Some records
====
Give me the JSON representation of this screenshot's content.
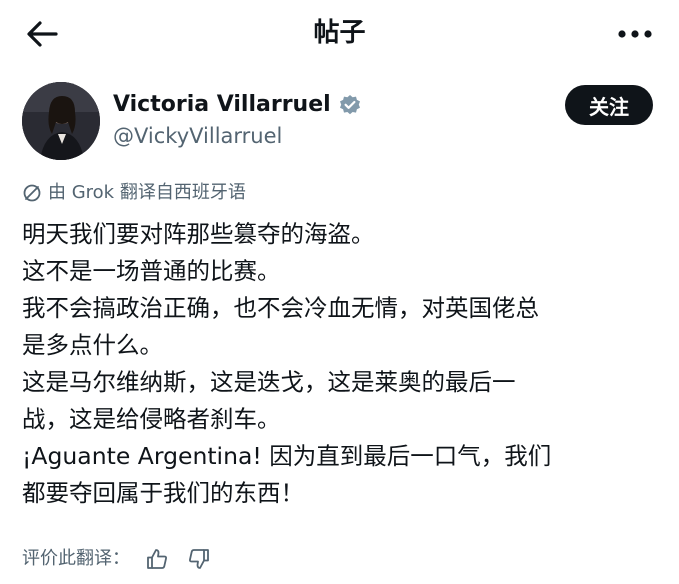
{
  "header": {
    "title": "帖子",
    "back_icon": "arrow-left-icon",
    "more_icon": "more-horizontal-icon"
  },
  "author": {
    "name": "Victoria Villarruel",
    "handle": "@VickyVillarruel",
    "verified_icon": "verified-badge-icon",
    "verified_color": "#829aab",
    "follow_label": "关注"
  },
  "translation": {
    "note": "由 Grok 翻译自西班牙语",
    "icon": "translate-icon"
  },
  "post": {
    "lines": [
      "明天我们要对阵那些篡夺的海盗。",
      "这不是一场普通的比赛。",
      "我不会搞政治正确，也不会冷血无情，对英国佬总",
      "是多点什么。",
      "这是马尔维纳斯，这是迭戈，这是莱奥的最后一",
      "战，这是给侵略者刹车。",
      "¡Aguante Argentina! 因为直到最后一口气，我们",
      "都要夺回属于我们的东西！"
    ]
  },
  "rating": {
    "label": "评价此翻译：",
    "thumbs_up_icon": "thumbs-up-icon",
    "thumbs_down_icon": "thumbs-down-icon"
  },
  "colors": {
    "text": "#0f1419",
    "secondary": "#536471",
    "follow_bg": "#0f1419"
  }
}
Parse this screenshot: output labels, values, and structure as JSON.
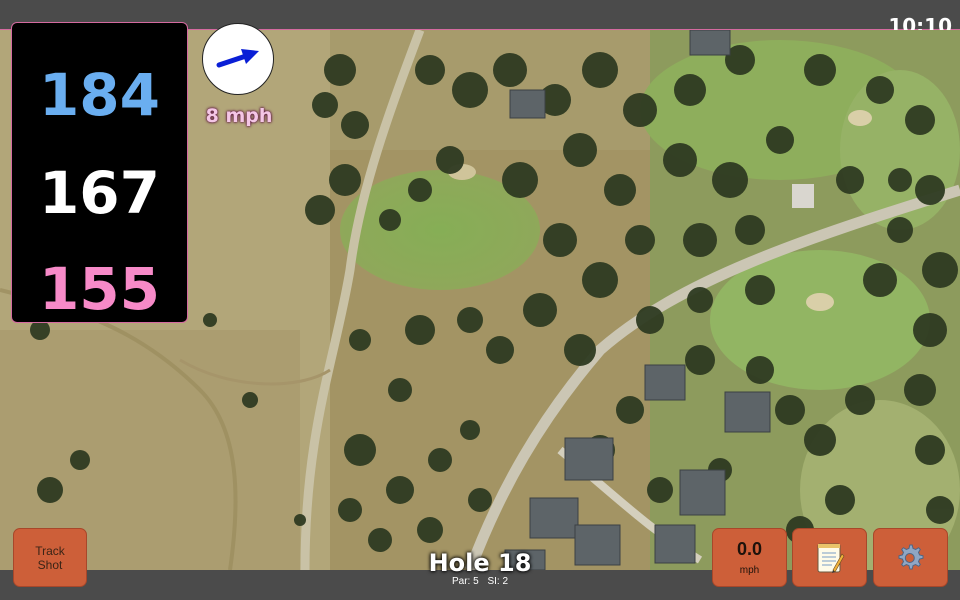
{
  "status": {
    "time": "10:10"
  },
  "yardages": {
    "back": {
      "value": "184",
      "color": "#6aaef0"
    },
    "middle": {
      "value": "167",
      "color": "#ffffff"
    },
    "front": {
      "value": "155",
      "color": "#f78ac8"
    }
  },
  "wind": {
    "speed": "8 mph",
    "arrow_color": "#0a1fd6",
    "icon": "wind-direction-arrow"
  },
  "buttons": {
    "track_shot": {
      "label_line1": "Track",
      "label_line2": "Shot"
    },
    "speed": {
      "value": "0.0",
      "unit": "mph"
    },
    "notes": {
      "icon": "notepad-icon"
    },
    "settings": {
      "icon": "gear-icon"
    },
    "button_color": "#cd5f39"
  },
  "hole": {
    "title": "Hole 18",
    "par": "Par: 5",
    "si": "SI: 2"
  },
  "map": {
    "style": "satellite-aerial"
  },
  "colors": {
    "bar": "#4b4b4b",
    "accent_pink": "#d46aa0"
  }
}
====
- **To be done**:
Reproduce exactly, without any picture, the lines from the one bearing "Parse this screenshot: output" to the last line of the records above.

- **Answer to the task**:
Parse this screenshot: output labels, values, and structure as JSON.
{
  "status": {
    "time": "10:10"
  },
  "yardages": {
    "back": {
      "value": "184",
      "color": "#6aaef0"
    },
    "middle": {
      "value": "167",
      "color": "#ffffff"
    },
    "front": {
      "value": "155",
      "color": "#f78ac8"
    }
  },
  "wind": {
    "speed": "8 mph",
    "arrow_color": "#0a1fd6",
    "icon": "wind-direction-arrow"
  },
  "buttons": {
    "track_shot": {
      "label_line1": "Track",
      "label_line2": "Shot"
    },
    "speed": {
      "value": "0.0",
      "unit": "mph"
    },
    "notes": {
      "icon": "notepad-icon"
    },
    "settings": {
      "icon": "gear-icon"
    },
    "button_color": "#cd5f39"
  },
  "hole": {
    "title": "Hole 18",
    "par": "Par: 5",
    "si": "SI: 2"
  },
  "map": {
    "style": "satellite-aerial"
  },
  "colors": {
    "bar": "#4b4b4b",
    "accent_pink": "#d46aa0"
  }
}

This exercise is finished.